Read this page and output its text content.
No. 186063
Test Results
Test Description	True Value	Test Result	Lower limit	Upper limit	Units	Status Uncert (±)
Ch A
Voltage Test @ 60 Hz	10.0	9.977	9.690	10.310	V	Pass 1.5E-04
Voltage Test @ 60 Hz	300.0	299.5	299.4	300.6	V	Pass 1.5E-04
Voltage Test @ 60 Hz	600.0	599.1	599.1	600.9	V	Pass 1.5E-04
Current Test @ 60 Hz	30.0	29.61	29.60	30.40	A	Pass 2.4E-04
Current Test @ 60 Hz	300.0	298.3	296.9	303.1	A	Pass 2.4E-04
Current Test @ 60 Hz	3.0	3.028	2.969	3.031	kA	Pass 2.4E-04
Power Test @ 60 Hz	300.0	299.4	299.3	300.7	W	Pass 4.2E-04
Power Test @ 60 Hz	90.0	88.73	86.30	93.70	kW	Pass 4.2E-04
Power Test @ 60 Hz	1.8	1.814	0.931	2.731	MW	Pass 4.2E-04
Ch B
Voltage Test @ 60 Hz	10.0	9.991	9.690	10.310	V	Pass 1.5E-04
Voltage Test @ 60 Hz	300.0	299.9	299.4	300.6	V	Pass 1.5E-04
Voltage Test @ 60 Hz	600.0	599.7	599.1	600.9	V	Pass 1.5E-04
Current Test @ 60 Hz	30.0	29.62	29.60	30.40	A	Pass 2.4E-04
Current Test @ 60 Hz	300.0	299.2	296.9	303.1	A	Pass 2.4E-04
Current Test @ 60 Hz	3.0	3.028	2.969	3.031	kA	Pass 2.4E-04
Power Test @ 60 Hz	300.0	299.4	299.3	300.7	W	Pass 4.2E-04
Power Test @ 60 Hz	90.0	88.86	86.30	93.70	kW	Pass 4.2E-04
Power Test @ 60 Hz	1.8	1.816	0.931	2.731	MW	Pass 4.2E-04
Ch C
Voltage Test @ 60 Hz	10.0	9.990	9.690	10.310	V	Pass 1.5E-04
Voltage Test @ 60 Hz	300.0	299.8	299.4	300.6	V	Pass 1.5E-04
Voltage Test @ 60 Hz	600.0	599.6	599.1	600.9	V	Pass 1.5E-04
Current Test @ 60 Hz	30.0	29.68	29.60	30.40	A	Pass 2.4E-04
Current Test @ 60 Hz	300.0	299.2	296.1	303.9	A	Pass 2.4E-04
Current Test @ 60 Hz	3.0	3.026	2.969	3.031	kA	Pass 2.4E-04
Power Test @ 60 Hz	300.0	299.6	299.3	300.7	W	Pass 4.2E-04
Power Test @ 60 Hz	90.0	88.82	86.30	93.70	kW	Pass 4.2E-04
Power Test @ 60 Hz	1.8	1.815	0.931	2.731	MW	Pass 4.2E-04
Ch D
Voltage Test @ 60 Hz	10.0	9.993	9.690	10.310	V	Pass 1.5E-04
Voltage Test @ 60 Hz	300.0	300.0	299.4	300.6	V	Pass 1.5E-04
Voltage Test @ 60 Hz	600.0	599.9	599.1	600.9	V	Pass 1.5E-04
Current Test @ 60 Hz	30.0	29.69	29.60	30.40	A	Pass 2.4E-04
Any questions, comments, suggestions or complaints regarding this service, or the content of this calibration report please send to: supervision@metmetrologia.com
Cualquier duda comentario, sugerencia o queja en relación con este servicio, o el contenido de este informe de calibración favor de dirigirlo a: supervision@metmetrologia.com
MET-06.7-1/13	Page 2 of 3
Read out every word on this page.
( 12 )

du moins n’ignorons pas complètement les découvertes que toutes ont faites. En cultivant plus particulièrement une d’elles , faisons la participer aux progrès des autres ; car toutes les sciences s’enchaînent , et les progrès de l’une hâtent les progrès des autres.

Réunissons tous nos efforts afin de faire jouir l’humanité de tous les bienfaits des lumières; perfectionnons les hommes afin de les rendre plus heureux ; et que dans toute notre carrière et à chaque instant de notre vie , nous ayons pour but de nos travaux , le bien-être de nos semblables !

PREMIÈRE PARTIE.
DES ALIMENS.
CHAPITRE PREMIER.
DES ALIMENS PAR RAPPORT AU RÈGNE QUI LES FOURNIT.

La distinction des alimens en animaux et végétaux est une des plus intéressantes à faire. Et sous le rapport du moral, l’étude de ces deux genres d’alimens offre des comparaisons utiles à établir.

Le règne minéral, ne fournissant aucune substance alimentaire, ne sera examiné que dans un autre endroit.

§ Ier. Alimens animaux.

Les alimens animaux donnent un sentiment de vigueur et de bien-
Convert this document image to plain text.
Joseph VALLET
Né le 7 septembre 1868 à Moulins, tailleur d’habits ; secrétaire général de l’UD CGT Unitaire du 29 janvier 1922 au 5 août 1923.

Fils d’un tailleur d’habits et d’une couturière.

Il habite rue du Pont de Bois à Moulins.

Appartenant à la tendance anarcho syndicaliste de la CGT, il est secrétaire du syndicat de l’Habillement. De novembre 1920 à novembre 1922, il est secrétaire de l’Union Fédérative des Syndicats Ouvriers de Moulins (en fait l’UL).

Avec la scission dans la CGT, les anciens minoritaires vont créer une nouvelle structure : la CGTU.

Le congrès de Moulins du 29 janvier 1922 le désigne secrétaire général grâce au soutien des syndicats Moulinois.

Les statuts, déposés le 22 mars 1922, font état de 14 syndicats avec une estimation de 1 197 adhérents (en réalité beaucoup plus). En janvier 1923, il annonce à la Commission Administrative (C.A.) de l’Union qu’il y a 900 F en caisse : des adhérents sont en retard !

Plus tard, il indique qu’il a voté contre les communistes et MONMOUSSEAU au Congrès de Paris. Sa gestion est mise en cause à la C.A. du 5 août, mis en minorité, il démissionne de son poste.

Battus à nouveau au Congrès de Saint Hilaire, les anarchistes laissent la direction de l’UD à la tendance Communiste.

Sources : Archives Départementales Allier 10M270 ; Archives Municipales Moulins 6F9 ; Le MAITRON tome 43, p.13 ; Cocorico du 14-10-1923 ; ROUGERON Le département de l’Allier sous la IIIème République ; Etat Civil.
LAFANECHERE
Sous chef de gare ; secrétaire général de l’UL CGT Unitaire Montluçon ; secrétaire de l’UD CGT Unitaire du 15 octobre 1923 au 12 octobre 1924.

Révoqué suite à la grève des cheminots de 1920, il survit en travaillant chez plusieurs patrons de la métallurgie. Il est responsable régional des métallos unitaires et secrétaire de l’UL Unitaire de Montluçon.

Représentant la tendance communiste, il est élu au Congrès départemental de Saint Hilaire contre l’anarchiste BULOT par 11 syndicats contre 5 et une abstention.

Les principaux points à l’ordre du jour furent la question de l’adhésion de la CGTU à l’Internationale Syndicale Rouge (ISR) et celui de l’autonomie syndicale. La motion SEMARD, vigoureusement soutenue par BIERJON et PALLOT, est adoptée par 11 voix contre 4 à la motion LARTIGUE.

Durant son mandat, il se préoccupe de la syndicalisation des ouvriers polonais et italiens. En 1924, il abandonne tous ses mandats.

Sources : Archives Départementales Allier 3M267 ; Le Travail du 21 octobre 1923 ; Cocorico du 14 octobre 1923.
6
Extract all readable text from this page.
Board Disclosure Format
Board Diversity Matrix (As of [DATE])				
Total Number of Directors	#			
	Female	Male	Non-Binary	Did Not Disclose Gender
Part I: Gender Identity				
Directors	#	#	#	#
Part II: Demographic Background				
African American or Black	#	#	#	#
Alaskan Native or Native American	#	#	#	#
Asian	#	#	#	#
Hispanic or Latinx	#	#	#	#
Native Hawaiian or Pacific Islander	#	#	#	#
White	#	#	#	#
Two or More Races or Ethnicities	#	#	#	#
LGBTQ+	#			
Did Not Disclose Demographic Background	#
+++
**EXERCISE DIRECTIONS:**
Return every line in the listing that contains the word "dans".

**THE OUTPUT:**
Réunissons tous nos efforts afin de faire jouir l’humanité de tous les bienfaits des lumières; perfectionnons les hommes afin de les rendre plus heureux ; et que dans toute notre carrière et à chaque instant de notre vie , nous ayons pour but de nos travaux , le bien-être de nos semblables !
Le règne minéral, ne fournissant aucune substance alimentaire, ne sera examiné que dans un autre endroit.
Avec la scission dans la CGT, les anciens minoritaires vont créer une nouvelle structure : la CGTU.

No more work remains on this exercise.